Excerpt from a dataset:
^^^^
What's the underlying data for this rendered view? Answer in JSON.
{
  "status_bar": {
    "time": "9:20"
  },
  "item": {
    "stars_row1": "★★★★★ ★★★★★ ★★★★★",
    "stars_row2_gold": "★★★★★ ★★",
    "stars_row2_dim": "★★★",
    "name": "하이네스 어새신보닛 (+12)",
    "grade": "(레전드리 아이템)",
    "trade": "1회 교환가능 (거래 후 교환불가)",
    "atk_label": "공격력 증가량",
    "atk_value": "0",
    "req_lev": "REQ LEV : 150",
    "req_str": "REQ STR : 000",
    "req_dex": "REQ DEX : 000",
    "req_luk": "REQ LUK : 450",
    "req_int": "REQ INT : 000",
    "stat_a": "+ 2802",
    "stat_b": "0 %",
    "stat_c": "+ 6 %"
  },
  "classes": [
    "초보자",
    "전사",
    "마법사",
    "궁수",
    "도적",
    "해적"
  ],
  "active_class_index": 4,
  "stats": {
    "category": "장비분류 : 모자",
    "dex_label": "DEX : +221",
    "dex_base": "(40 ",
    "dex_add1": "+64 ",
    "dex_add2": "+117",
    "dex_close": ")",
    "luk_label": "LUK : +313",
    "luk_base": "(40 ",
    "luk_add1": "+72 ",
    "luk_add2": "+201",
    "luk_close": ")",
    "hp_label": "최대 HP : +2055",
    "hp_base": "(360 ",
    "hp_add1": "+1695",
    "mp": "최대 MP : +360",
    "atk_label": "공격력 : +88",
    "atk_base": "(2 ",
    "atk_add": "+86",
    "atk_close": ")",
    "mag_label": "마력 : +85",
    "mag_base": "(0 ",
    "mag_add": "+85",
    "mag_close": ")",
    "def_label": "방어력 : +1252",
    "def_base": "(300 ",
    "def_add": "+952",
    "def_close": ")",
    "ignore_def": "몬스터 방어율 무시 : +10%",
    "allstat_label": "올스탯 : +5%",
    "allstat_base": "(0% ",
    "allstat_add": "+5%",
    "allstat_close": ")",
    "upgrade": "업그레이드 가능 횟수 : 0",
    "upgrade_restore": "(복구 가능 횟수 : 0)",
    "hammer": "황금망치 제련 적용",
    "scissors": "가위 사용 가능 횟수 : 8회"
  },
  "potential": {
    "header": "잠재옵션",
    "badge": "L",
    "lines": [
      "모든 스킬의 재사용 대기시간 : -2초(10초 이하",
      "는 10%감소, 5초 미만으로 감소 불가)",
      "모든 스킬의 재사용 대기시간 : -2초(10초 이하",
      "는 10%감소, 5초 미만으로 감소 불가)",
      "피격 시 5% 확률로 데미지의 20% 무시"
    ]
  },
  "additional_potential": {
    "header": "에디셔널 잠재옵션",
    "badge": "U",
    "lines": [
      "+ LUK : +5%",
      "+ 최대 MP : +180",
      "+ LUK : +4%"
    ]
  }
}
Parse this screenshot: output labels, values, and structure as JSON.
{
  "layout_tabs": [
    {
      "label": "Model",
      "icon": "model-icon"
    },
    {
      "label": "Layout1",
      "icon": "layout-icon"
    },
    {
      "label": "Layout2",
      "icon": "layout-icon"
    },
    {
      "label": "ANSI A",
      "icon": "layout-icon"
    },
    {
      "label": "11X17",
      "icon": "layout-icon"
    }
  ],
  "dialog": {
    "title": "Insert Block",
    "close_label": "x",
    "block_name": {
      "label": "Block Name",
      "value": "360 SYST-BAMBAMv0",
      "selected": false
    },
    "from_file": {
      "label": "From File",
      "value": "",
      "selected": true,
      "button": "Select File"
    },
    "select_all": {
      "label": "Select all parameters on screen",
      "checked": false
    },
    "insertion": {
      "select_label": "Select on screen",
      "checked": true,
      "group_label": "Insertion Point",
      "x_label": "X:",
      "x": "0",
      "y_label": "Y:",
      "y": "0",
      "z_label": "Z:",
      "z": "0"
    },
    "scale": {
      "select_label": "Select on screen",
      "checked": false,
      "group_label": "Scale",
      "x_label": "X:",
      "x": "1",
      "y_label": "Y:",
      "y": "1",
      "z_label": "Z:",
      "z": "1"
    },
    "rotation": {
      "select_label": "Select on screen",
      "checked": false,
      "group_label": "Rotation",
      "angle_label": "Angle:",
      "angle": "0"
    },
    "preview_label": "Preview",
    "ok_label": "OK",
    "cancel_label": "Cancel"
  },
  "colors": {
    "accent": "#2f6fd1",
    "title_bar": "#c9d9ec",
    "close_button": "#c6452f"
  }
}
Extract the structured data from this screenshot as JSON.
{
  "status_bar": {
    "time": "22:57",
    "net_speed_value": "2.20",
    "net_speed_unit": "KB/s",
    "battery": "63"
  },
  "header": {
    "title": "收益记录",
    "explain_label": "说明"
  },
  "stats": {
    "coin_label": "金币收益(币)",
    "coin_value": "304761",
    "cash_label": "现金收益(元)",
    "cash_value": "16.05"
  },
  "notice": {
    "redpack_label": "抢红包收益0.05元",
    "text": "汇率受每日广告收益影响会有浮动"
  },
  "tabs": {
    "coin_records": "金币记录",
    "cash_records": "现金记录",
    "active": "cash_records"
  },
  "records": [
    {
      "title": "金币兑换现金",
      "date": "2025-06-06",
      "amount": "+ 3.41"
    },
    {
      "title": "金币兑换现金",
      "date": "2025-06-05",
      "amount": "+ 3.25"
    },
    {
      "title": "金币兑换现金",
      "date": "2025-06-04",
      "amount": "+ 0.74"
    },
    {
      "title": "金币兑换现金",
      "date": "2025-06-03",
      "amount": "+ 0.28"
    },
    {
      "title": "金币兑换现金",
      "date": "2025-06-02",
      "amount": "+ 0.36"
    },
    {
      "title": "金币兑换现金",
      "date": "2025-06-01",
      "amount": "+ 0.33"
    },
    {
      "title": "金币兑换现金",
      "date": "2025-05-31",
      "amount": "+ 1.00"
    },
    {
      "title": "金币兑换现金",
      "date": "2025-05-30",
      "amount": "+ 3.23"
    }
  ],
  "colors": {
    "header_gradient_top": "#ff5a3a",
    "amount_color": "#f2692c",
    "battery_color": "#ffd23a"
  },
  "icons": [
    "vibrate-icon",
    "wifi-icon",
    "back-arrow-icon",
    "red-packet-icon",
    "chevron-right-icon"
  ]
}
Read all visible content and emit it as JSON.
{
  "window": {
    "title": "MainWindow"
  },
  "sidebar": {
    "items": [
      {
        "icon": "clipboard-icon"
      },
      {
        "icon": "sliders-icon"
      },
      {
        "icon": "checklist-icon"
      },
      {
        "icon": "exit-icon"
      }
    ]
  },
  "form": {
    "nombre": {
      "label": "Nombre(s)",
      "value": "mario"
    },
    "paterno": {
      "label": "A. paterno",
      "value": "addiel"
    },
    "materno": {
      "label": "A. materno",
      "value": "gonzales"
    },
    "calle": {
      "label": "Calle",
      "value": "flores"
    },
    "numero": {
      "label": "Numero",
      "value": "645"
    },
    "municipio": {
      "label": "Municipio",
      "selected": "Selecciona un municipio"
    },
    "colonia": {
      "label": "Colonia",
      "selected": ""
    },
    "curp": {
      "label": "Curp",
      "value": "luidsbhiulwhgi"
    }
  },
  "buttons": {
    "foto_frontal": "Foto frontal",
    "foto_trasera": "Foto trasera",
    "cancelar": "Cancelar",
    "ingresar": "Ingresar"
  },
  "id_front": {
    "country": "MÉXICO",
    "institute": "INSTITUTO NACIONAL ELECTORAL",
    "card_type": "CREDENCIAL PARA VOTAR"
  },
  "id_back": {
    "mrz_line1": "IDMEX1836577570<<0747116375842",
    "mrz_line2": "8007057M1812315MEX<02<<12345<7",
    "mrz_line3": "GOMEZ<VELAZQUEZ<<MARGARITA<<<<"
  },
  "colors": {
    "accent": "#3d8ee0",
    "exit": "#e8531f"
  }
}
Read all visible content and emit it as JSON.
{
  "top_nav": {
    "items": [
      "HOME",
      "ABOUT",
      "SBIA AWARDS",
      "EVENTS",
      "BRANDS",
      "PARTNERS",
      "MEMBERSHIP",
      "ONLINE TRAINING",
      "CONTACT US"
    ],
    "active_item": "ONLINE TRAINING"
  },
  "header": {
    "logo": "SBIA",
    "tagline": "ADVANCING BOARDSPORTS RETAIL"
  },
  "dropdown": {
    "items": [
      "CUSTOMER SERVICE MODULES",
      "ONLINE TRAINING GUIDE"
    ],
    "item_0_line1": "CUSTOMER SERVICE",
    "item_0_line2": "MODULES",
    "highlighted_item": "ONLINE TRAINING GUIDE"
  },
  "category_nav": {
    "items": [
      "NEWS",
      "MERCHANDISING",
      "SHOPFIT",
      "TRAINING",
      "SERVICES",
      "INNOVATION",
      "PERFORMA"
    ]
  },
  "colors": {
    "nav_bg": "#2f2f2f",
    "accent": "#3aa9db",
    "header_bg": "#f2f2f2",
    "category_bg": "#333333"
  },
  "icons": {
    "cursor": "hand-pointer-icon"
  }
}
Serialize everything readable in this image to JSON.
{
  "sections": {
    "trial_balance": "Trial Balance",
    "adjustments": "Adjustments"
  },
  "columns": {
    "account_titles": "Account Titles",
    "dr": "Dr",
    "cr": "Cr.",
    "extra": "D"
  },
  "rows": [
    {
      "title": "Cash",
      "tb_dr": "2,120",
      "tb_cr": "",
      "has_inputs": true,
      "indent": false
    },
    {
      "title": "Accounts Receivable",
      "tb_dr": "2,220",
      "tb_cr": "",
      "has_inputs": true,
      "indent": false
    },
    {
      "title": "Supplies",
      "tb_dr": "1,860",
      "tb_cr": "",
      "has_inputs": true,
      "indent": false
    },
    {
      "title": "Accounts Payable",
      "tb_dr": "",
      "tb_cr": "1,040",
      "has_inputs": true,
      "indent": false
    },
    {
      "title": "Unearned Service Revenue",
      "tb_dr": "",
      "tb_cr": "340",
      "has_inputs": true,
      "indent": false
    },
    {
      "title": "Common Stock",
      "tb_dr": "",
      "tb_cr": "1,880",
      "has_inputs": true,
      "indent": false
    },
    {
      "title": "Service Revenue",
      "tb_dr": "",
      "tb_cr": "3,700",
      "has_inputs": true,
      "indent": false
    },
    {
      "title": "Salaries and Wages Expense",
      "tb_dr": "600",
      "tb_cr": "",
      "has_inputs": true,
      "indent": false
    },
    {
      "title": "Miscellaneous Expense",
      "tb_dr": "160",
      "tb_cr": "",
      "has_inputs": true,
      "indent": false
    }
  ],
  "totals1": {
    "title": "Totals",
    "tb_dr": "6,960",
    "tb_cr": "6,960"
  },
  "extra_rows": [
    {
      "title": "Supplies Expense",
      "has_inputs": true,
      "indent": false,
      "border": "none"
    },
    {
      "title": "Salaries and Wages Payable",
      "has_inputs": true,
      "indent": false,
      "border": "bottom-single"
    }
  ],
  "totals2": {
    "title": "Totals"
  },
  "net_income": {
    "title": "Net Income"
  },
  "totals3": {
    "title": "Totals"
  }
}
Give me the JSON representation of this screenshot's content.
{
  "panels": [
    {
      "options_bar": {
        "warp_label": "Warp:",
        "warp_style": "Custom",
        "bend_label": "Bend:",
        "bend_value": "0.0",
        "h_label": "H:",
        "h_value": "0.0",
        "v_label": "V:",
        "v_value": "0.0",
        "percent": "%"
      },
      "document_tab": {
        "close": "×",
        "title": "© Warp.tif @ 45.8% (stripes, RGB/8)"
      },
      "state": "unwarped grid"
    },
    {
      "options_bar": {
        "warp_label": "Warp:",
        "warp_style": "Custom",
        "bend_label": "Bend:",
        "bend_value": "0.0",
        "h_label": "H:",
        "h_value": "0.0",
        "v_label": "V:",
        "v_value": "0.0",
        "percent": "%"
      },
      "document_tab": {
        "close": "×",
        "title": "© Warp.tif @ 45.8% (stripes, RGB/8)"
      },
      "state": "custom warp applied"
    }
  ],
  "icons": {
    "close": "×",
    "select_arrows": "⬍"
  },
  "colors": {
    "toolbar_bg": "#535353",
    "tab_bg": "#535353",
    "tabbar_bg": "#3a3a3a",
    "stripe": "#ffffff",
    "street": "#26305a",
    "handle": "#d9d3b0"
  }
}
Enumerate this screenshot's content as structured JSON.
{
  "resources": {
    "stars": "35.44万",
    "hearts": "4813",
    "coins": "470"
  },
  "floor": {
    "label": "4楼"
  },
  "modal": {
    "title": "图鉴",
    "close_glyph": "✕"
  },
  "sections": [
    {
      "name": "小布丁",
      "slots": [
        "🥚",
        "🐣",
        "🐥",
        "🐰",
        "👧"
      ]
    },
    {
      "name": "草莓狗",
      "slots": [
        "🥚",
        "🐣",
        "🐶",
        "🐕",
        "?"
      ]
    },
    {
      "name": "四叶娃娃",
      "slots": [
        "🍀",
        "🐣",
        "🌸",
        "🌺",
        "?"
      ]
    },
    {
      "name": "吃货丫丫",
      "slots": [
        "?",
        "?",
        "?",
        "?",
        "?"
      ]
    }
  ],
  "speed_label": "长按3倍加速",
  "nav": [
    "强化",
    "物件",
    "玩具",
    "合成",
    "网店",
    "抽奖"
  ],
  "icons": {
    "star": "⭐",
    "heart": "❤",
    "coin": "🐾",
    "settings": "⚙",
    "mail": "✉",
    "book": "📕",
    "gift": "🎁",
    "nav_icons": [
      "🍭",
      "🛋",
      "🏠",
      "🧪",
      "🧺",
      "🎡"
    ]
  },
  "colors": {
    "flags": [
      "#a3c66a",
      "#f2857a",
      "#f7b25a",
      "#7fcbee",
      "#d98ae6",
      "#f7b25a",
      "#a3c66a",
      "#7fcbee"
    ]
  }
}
^^^^
TASK DIRECTIONS
Tell how many lines of the records above hold the string "date". Give no other text.

FINAL ANSWER
8